* [Stated exercise]
Copy out the records in full, word for word, without pictures.

* [Lines of data]
#####
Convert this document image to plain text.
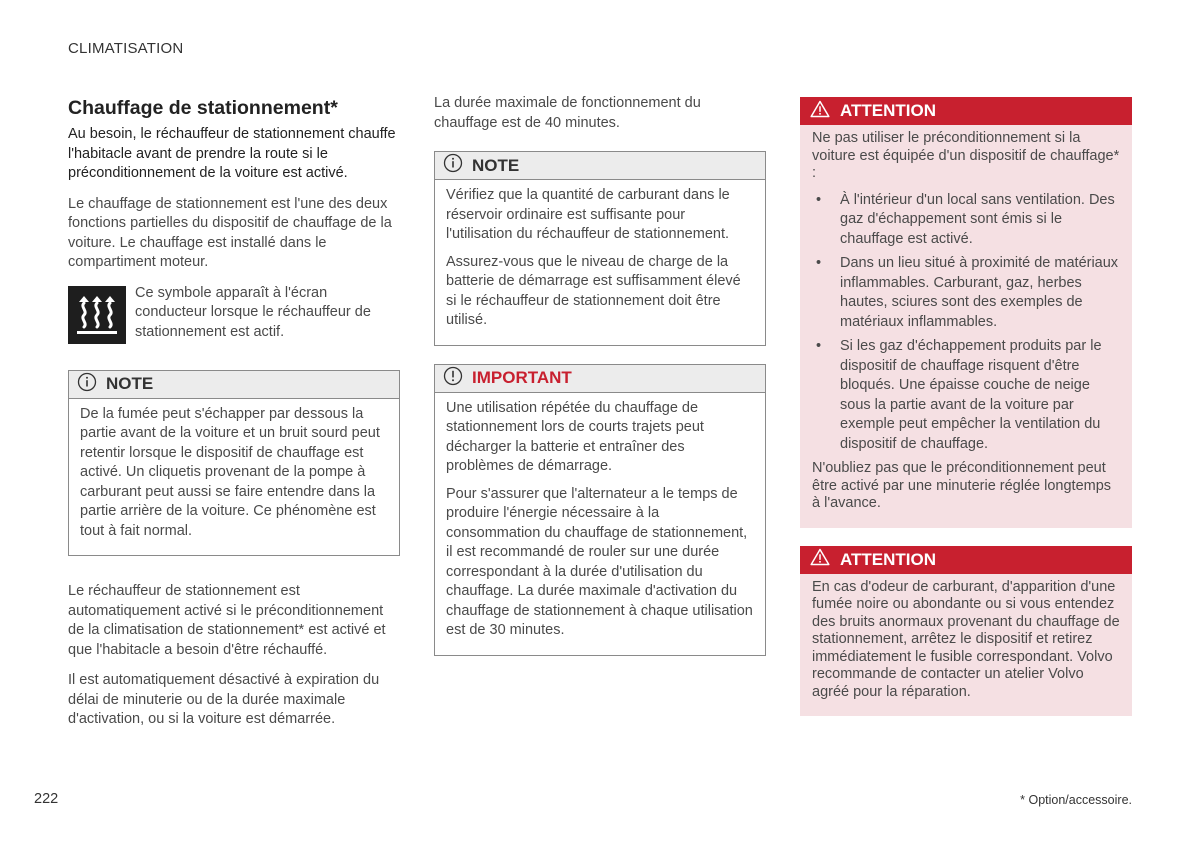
CLIMATISATION
Chauffage de stationnement*

Au besoin, le réchauffeur de stationnement chauffe l'habitacle avant de prendre la route si le préconditionnement de la voiture est activé.

Le chauffage de stationnement est l'une des deux fonctions partielles du dispositif de chauffage de la voiture. Le chauffage est installé dans le compartiment moteur.

Ce symbole apparaît à l'écran conducteur lorsque le réchauffeur de stationnement est actif.

NOTE

De la fumée peut s'échapper par dessous la partie avant de la voiture et un bruit sourd peut retentir lorsque le dispositif de chauffage est activé. Un cliquetis provenant de la pompe à carburant peut aussi se faire entendre dans la partie arrière de la voiture. Ce phénomène est tout à fait normal.

Le réchauffeur de stationnement est automatiquement activé si le préconditionnement de la climatisation de stationnement* est activé et que l'habitacle a besoin d'être réchauffé.

Il est automatiquement désactivé à expiration du délai de minuterie ou de la durée maximale d'activation, ou si la voiture est démarrée.

La durée maximale de fonctionnement du chauffage est de 40 minutes.

NOTE

Vérifiez que la quantité de carburant dans le réservoir ordinaire est suffisante pour l'utilisation du réchauffeur de stationnement.

Assurez-vous que le niveau de charge de la batterie de démarrage est suffisamment élevé si le réchauffeur de stationnement doit être utilisé.

IMPORTANT

Une utilisation répétée du chauffage de stationnement lors de courts trajets peut décharger la batterie et entraîner des problèmes de démarrage.

Pour s'assurer que l'alternateur a le temps de produire l'énergie nécessaire à la consommation du chauffage de stationnement, il est recommandé de rouler sur une durée correspondant à la durée d'utilisation du chauffage. La durée maximale d'activation du chauffage de stationnement à chaque utilisation est de 30 minutes.

ATTENTION

Ne pas utiliser le préconditionnement si la voiture est équipée d'un dispositif de chauffage* :

• À l'intérieur d'un local sans ventilation. Des gaz d'échappement sont émis si le chauffage est activé.
• Dans un lieu situé à proximité de matériaux inflammables. Carburant, gaz, herbes hautes, sciures sont des exemples de matériaux inflammables.
• Si les gaz d'échappement produits par le dispositif de chauffage risquent d'être bloqués. Une épaisse couche de neige sous la partie avant de la voiture par exemple peut empêcher la ventilation du dispositif de chauffage.

N'oubliez pas que le préconditionnement peut être activé par une minuterie réglée longtemps à l'avance.

ATTENTION

En cas d'odeur de carburant, d'apparition d'une fumée noire ou abondante ou si vous entendez des bruits anormaux provenant du chauffage de stationnement, arrêtez le dispositif et retirez immédiatement le fusible correspondant. Volvo recommande de contacter un atelier Volvo agréé pour la réparation.

222	* Option/accessoire.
#####
* [Response to this task]
Convert this document image to plain text.
CLIMATISATION
Chauffage de stationnement*

Au besoin, le réchauffeur de stationnement chauffe l'habitacle avant de prendre la route si le préconditionnement de la voiture est activé.

Le chauffage de stationnement est l'une des deux fonctions partielles du dispositif de chauffage de la voiture. Le chauffage est installé dans le compartiment moteur.

Ce symbole apparaît à l'écran conducteur lorsque le réchauffeur de stationnement est actif.

NOTE

De la fumée peut s'échapper par dessous la partie avant de la voiture et un bruit sourd peut retentir lorsque le dispositif de chauffage est activé. Un cliquetis provenant de la pompe à carburant peut aussi se faire entendre dans la partie arrière de la voiture. Ce phénomène est tout à fait normal.

Le réchauffeur de stationnement est automatiquement activé si le préconditionnement de la climatisation de stationnement* est activé et que l'habitacle a besoin d'être réchauffé.

Il est automatiquement désactivé à expiration du délai de minuterie ou de la durée maximale d'activation, ou si la voiture est démarrée.

La durée maximale de fonctionnement du chauffage est de 40 minutes.

NOTE

Vérifiez que la quantité de carburant dans le réservoir ordinaire est suffisante pour l'utilisation du réchauffeur de stationnement.

Assurez-vous que le niveau de charge de la batterie de démarrage est suffisamment élevé si le réchauffeur de stationnement doit être utilisé.

IMPORTANT

Une utilisation répétée du chauffage de stationnement lors de courts trajets peut décharger la batterie et entraîner des problèmes de démarrage.

Pour s'assurer que l'alternateur a le temps de produire l'énergie nécessaire à la consommation du chauffage de stationnement, il est recommandé de rouler sur une durée correspondant à la durée d'utilisation du chauffage. La durée maximale d'activation du chauffage de stationnement à chaque utilisation est de 30 minutes.

ATTENTION

Ne pas utiliser le préconditionnement si la voiture est équipée d'un dispositif de chauffage* :

• À l'intérieur d'un local sans ventilation. Des gaz d'échappement sont émis si le chauffage est activé.
• Dans un lieu situé à proximité de matériaux inflammables. Carburant, gaz, herbes hautes, sciures sont des exemples de matériaux inflammables.
• Si les gaz d'échappement produits par le dispositif de chauffage risquent d'être bloqués. Une épaisse couche de neige sous la partie avant de la voiture par exemple peut empêcher la ventilation du dispositif de chauffage.

N'oubliez pas que le préconditionnement peut être activé par une minuterie réglée longtemps à l'avance.

ATTENTION

En cas d'odeur de carburant, d'apparition d'une fumée noire ou abondante ou si vous entendez des bruits anormaux provenant du chauffage de stationnement, arrêtez le dispositif et retirez immédiatement le fusible correspondant. Volvo recommande de contacter un atelier Volvo agréé pour la réparation.

222	* Option/accessoire.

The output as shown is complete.